__Instruction__. Each entry that follows is to be retyped exactly. Pictures do not belong in the copy.
####
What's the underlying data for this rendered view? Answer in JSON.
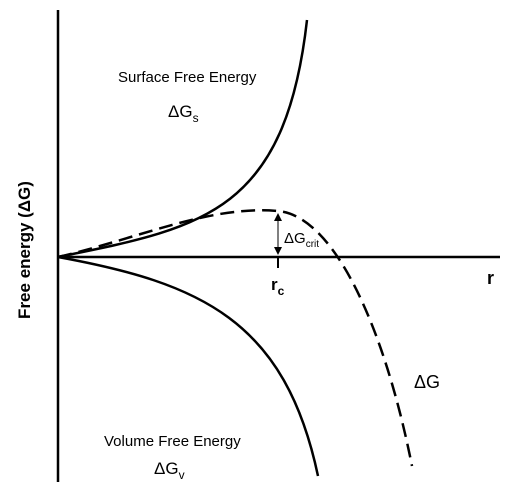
{
  "y_axis_label": "Free energy (ΔG)",
  "x_axis_label": "r",
  "surface": {
    "label": "Surface Free Energy",
    "symbol": "ΔG",
    "sub": "s"
  },
  "volume": {
    "label": "Volume Free Energy",
    "symbol": "ΔG",
    "sub": "v"
  },
  "critical": {
    "symbol": "ΔG",
    "sub": "crit"
  },
  "critical_radius": {
    "symbol": "r",
    "sub": "c"
  },
  "total": {
    "label": "ΔG"
  }
}
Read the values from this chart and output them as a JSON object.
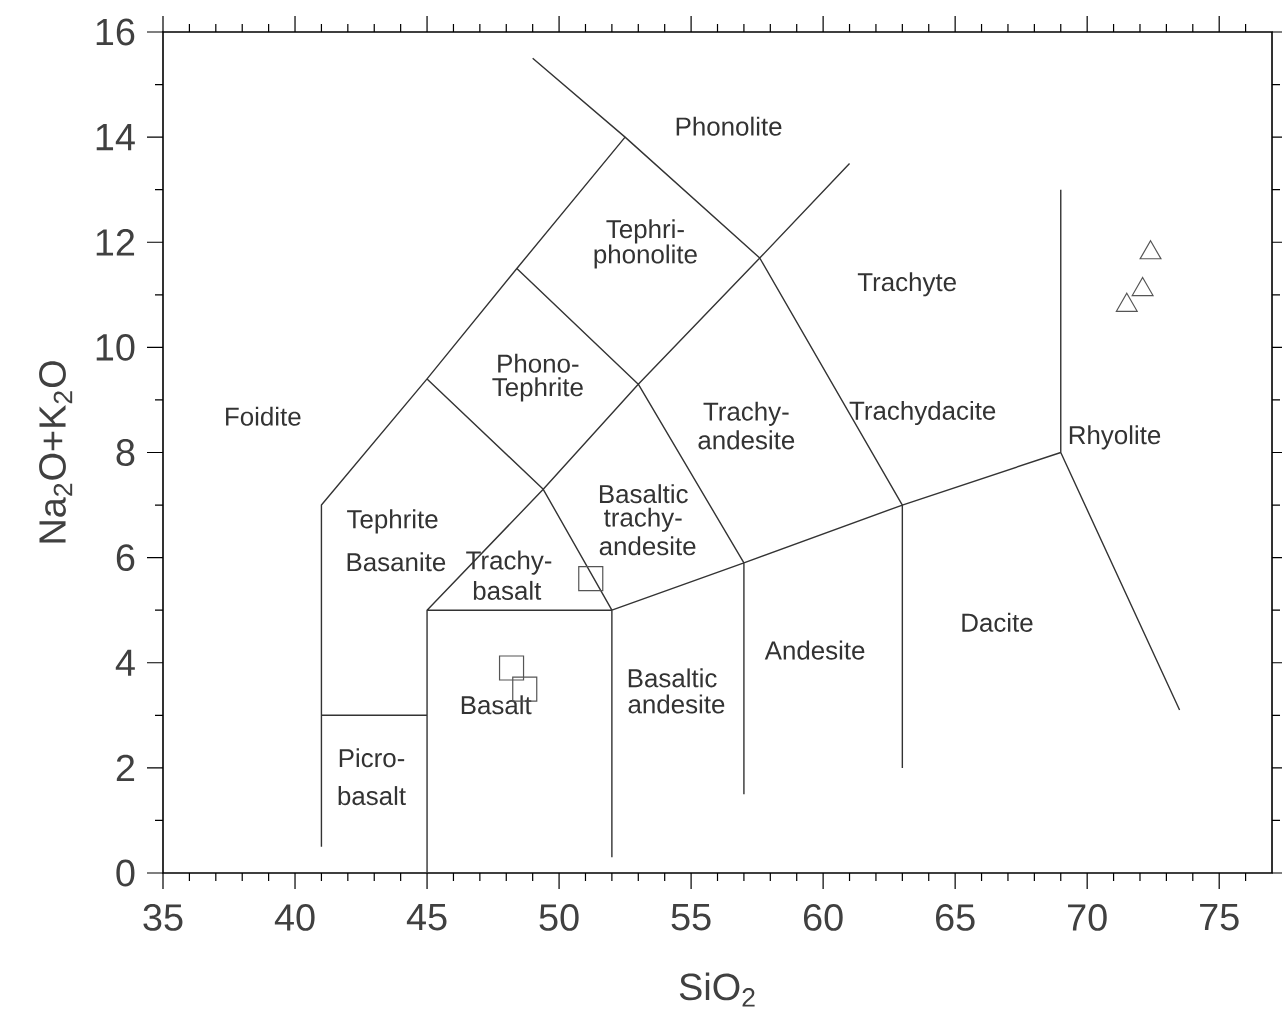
{
  "chart_data": {
    "type": "scatter",
    "xlabel": "SiO$_{2}$",
    "ylabel": "Na$_{2}$O+K$_{2}$O",
    "xlim": [
      35,
      77
    ],
    "ylim": [
      0,
      16
    ],
    "xticks": [
      35,
      {
        "value": 36,
        "label": null
      },
      {
        "value": 37,
        "label": null
      },
      {
        "value": 38,
        "label": null
      },
      {
        "value": 39,
        "label": null
      },
      40,
      {
        "value": 41,
        "label": null
      },
      {
        "value": 42,
        "label": null
      },
      {
        "value": 43,
        "label": null
      },
      {
        "value": 44,
        "label": null
      },
      45,
      {
        "value": 46,
        "label": null
      },
      {
        "value": 47,
        "label": null
      },
      {
        "value": 48,
        "label": null
      },
      {
        "value": 49,
        "label": null
      },
      50,
      {
        "value": 51,
        "label": null
      },
      {
        "value": 52,
        "label": null
      },
      {
        "value": 53,
        "label": null
      },
      {
        "value": 54,
        "label": null
      },
      55,
      {
        "value": 56,
        "label": null
      },
      {
        "value": 57,
        "label": null
      },
      {
        "value": 58,
        "label": null
      },
      {
        "value": 59,
        "label": null
      },
      60,
      {
        "value": 61,
        "label": null
      },
      {
        "value": 62,
        "label": null
      },
      {
        "value": 63,
        "label": null
      },
      {
        "value": 64,
        "label": null
      },
      65,
      {
        "value": 66,
        "label": null
      },
      {
        "value": 67,
        "label": null
      },
      {
        "value": 68,
        "label": null
      },
      {
        "value": 69,
        "label": null
      },
      70,
      {
        "value": 71,
        "label": null
      },
      {
        "value": 72,
        "label": null
      },
      {
        "value": 73,
        "label": null
      },
      {
        "value": 74,
        "label": null
      },
      75,
      {
        "value": 76,
        "label": null
      }
    ],
    "yticks": [
      0,
      {
        "value": 1,
        "label": null
      },
      2,
      {
        "value": 3,
        "label": null
      },
      4,
      {
        "value": 5,
        "label": null
      },
      6,
      {
        "value": 7,
        "label": null
      },
      8,
      {
        "value": 9,
        "label": null
      },
      10,
      {
        "value": 11,
        "label": null
      },
      12,
      {
        "value": 13,
        "label": null
      },
      14,
      {
        "value": 15,
        "label": null
      },
      16
    ],
    "series": [
      {
        "marker": "square",
        "color": "#555555",
        "x": [
          51.2,
          48.2,
          48.7
        ],
        "values": [
          5.6,
          3.9,
          3.5
        ]
      },
      {
        "marker": "triangle",
        "color": "#555555",
        "x": [
          72.4,
          72.1,
          71.5
        ],
        "values": [
          11.8,
          11.1,
          10.8
        ]
      },
      {
        "type": "line",
        "color": "#333333",
        "x": [
          41,
          41,
          45,
          48.4,
          52.5,
          49.0,
          null,
          52.5,
          57.6,
          null,
          41,
          45,
          null,
          45,
          45,
          52,
          52,
          null,
          45,
          49.4,
          53,
          57.6,
          61,
          null,
          45,
          49.4,
          52,
          null,
          48.4,
          53,
          57,
          null,
          52,
          57,
          63,
          69,
          null,
          57,
          57,
          null,
          57.6,
          63,
          63,
          null,
          69,
          69,
          null,
          69,
          73.5
        ],
        "values": [
          0.5,
          7,
          9.4,
          11.5,
          14,
          15.5,
          null,
          14,
          11.7,
          null,
          3,
          3,
          null,
          0,
          5,
          5,
          0.3,
          null,
          5,
          7.3,
          9.3,
          11.7,
          13.5,
          null,
          9.4,
          7.3,
          5,
          null,
          11.5,
          9.3,
          5.9,
          null,
          5,
          5.9,
          7,
          8,
          null,
          5.9,
          1.5,
          null,
          11.7,
          7,
          2,
          null,
          8,
          13,
          null,
          8,
          3.1
        ]
      }
    ],
    "annotations": [
      "Phonolite",
      "Tephri-",
      "phonolite",
      "Trachyte",
      "Phono-",
      "Tephrite",
      "Foidite",
      "Trachy-",
      "andesite",
      "Trachydacite",
      "Rhyolite",
      "Basaltic",
      "trachy-",
      "andesite",
      "Tephrite",
      "Basanite",
      "Trachy-",
      "basalt",
      "Dacite",
      "Andesite",
      "Basaltic",
      "andesite",
      "Basalt",
      "Picro-",
      "basalt"
    ]
  }
}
####
__Reply__.
What's the underlying data for this rendered view? Answer in JSON.
{
  "y_axis_label": "Free energy (ΔG)",
  "x_axis_label": "r",
  "surface": {
    "label": "Surface Free Energy",
    "symbol": "ΔG",
    "sub": "s"
  },
  "volume": {
    "label": "Volume Free Energy",
    "symbol": "ΔG",
    "sub": "v"
  },
  "critical": {
    "symbol": "ΔG",
    "sub": "crit"
  },
  "critical_radius": {
    "symbol": "r",
    "sub": "c"
  },
  "total": {
    "label": "ΔG"
  }
}
Read the values from this chart and output them as a JSON object.
{
  "chart_data": {
    "type": "scatter",
    "xlabel": "SiO$_{2}$",
    "ylabel": "Na$_{2}$O+K$_{2}$O",
    "xlim": [
      35,
      77
    ],
    "ylim": [
      0,
      16
    ],
    "xticks": [
      35,
      {
        "value": 36,
        "label": null
      },
      {
        "value": 37,
        "label": null
      },
      {
        "value": 38,
        "label": null
      },
      {
        "value": 39,
        "label": null
      },
      40,
      {
        "value": 41,
        "label": null
      },
      {
        "value": 42,
        "label": null
      },
      {
        "value": 43,
        "label": null
      },
      {
        "value": 44,
        "label": null
      },
      45,
      {
        "value": 46,
        "label": null
      },
      {
        "value": 47,
        "label": null
      },
      {
        "value": 48,
        "label": null
      },
      {
        "value": 49,
        "label": null
      },
      50,
      {
        "value": 51,
        "label": null
      },
      {
        "value": 52,
        "label": null
      },
      {
        "value": 53,
        "label": null
      },
      {
        "value": 54,
        "label": null
      },
      55,
      {
        "value": 56,
        "label": null
      },
      {
        "value": 57,
        "label": null
      },
      {
        "value": 58,
        "label": null
      },
      {
        "value": 59,
        "label": null
      },
      60,
      {
        "value": 61,
        "label": null
      },
      {
        "value": 62,
        "label": null
      },
      {
        "value": 63,
        "label": null
      },
      {
        "value": 64,
        "label": null
      },
      65,
      {
        "value": 66,
        "label": null
      },
      {
        "value": 67,
        "label": null
      },
      {
        "value": 68,
        "label": null
      },
      {
        "value": 69,
        "label": null
      },
      70,
      {
        "value": 71,
        "label": null
      },
      {
        "value": 72,
        "label": null
      },
      {
        "value": 73,
        "label": null
      },
      {
        "value": 74,
        "label": null
      },
      75,
      {
        "value": 76,
        "label": null
      }
    ],
    "yticks": [
      0,
      {
        "value": 1,
        "label": null
      },
      2,
      {
        "value": 3,
        "label": null
      },
      4,
      {
        "value": 5,
        "label": null
      },
      6,
      {
        "value": 7,
        "label": null
      },
      8,
      {
        "value": 9,
        "label": null
      },
      10,
      {
        "value": 11,
        "label": null
      },
      12,
      {
        "value": 13,
        "label": null
      },
      14,
      {
        "value": 15,
        "label": null
      },
      16
    ],
    "series": [
      {
        "marker": "square",
        "color": "#555555",
        "x": [
          51.2,
          48.2,
          48.7
        ],
        "values": [
          5.6,
          3.9,
          3.5
        ]
      },
      {
        "marker": "triangle",
        "color": "#555555",
        "x": [
          72.4,
          72.1,
          71.5
        ],
        "values": [
          11.8,
          11.1,
          10.8
        ]
      },
      {
        "type": "line",
        "color": "#333333",
        "x": [
          41,
          41,
          45,
          48.4,
          52.5,
          49.0,
          null,
          52.5,
          57.6,
          null,
          41,
          45,
          null,
          45,
          45,
          52,
          52,
          null,
          45,
          49.4,
          53,
          57.6,
          61,
          null,
          45,
          49.4,
          52,
          null,
          48.4,
          53,
          57,
          null,
          52,
          57,
          63,
          69,
          null,
          57,
          57,
          null,
          57.6,
          63,
          63,
          null,
          69,
          69,
          null,
          69,
          73.5
        ],
        "values": [
          0.5,
          7,
          9.4,
          11.5,
          14,
          15.5,
          null,
          14,
          11.7,
          null,
          3,
          3,
          null,
          0,
          5,
          5,
          0.3,
          null,
          5,
          7.3,
          9.3,
          11.7,
          13.5,
          null,
          9.4,
          7.3,
          5,
          null,
          11.5,
          9.3,
          5.9,
          null,
          5,
          5.9,
          7,
          8,
          null,
          5.9,
          1.5,
          null,
          11.7,
          7,
          2,
          null,
          8,
          13,
          null,
          8,
          3.1
        ]
      }
    ],
    "annotations": [
      "Phonolite",
      "Tephri-",
      "phonolite",
      "Trachyte",
      "Phono-",
      "Tephrite",
      "Foidite",
      "Trachy-",
      "andesite",
      "Trachydacite",
      "Rhyolite",
      "Basaltic",
      "trachy-",
      "andesite",
      "Tephrite",
      "Basanite",
      "Trachy-",
      "basalt",
      "Dacite",
      "Andesite",
      "Basaltic",
      "andesite",
      "Basalt",
      "Picro-",
      "basalt"
    ]
  }
}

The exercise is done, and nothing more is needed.